● **What is asked**: Locate and copy all lines bearing the word "items".

● **Data**:
»»
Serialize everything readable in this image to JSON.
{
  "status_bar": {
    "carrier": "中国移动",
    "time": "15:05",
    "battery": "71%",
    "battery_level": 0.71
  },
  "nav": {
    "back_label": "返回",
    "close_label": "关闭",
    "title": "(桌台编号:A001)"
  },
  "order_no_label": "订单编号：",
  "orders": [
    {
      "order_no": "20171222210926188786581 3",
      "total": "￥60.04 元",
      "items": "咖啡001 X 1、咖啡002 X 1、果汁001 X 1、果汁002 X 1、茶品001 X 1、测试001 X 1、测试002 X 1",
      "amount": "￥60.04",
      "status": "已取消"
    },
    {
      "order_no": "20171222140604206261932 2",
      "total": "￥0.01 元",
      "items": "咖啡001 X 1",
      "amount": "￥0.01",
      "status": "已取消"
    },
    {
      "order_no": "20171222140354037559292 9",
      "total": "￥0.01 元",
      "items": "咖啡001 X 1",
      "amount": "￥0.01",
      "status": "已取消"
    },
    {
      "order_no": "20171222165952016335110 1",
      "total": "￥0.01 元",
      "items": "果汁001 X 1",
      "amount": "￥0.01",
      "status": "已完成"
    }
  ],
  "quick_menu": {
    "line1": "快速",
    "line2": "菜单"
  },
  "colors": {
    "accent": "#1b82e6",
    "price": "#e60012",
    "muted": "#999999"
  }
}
««
● **Written solution**:
      "items": "咖啡001 X 1、咖啡002 X 1、果汁001 X 1、果汁002 X 1、茶品001 X 1、测试001 X 1、测试002 X 1",
      "items": "咖啡001 X 1",
      "items": "咖啡001 X 1",
      "items": "果汁001 X 1",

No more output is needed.